[Stored data]
>>>>>
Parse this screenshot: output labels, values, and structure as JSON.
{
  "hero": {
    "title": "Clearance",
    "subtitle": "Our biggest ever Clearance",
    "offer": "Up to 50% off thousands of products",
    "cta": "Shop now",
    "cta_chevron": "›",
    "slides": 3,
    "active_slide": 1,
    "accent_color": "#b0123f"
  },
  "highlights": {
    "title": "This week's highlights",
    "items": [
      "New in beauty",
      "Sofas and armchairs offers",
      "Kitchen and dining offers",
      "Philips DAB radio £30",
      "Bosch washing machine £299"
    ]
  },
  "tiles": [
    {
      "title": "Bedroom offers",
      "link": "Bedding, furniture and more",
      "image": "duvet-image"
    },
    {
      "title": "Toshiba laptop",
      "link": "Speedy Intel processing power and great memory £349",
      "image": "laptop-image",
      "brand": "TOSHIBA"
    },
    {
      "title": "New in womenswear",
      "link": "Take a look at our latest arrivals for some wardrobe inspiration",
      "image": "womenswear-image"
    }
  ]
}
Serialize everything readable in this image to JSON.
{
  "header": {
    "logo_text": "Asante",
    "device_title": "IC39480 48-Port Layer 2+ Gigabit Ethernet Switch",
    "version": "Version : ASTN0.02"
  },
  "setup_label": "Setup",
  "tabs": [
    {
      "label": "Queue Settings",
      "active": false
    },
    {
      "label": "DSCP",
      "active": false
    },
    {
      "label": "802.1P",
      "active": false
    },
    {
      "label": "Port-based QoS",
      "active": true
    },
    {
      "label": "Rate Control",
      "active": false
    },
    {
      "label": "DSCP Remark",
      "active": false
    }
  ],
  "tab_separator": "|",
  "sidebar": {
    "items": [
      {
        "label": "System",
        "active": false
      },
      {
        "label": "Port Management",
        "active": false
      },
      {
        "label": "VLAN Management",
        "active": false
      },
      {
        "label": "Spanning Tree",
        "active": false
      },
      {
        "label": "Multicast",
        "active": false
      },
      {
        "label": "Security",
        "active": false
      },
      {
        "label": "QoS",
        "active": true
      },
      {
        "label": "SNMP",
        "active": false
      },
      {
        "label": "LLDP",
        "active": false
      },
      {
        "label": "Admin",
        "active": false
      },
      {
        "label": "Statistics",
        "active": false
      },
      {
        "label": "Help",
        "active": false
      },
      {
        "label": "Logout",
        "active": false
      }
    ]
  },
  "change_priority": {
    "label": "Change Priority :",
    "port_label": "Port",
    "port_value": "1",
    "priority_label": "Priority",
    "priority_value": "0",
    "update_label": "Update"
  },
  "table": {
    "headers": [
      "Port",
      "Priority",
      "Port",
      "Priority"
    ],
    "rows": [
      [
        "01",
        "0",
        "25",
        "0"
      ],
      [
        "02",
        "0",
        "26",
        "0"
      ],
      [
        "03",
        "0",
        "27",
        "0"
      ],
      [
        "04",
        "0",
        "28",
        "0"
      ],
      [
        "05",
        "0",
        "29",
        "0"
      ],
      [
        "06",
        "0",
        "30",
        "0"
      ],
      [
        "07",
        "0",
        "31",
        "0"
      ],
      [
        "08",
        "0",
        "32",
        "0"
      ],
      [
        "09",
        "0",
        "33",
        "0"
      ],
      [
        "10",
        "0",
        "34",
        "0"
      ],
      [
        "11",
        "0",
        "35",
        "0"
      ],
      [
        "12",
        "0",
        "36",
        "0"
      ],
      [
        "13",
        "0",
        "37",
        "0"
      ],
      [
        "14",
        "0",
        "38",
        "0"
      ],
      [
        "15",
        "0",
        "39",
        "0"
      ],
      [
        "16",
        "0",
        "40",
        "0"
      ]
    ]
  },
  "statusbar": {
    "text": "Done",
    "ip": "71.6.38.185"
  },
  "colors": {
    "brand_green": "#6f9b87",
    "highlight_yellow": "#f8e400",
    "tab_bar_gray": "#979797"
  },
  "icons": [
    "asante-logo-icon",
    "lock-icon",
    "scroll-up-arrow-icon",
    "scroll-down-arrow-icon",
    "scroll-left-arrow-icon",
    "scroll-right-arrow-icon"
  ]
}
<<<<<
*WRITTEN EXERCISE*
Of the lines in the material, how many contain the word "offers"? Reply with the number and nothing else.

*OUTPUT BELOW*
3